The exercise: Determine how many lines carry the word "pravoslavné". Output that number only.
____________
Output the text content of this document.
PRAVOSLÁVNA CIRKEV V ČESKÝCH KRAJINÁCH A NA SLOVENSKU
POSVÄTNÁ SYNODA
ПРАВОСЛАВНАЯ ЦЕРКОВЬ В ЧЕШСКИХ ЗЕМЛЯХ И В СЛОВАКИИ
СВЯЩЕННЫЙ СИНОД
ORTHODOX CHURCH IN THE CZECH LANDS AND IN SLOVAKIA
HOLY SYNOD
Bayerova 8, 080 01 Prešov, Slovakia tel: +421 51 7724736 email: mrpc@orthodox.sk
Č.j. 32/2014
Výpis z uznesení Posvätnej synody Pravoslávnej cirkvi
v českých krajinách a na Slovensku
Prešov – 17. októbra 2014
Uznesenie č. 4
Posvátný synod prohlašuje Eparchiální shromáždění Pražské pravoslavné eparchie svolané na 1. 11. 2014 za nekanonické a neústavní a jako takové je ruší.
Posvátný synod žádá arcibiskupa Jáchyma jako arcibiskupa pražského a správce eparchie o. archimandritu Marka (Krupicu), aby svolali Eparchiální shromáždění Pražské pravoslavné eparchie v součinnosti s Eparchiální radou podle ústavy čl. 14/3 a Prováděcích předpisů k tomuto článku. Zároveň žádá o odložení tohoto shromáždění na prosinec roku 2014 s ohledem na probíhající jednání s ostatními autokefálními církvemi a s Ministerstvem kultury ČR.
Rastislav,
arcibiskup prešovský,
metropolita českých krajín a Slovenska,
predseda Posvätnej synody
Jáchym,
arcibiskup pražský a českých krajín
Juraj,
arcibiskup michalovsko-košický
____________
The completed task: 2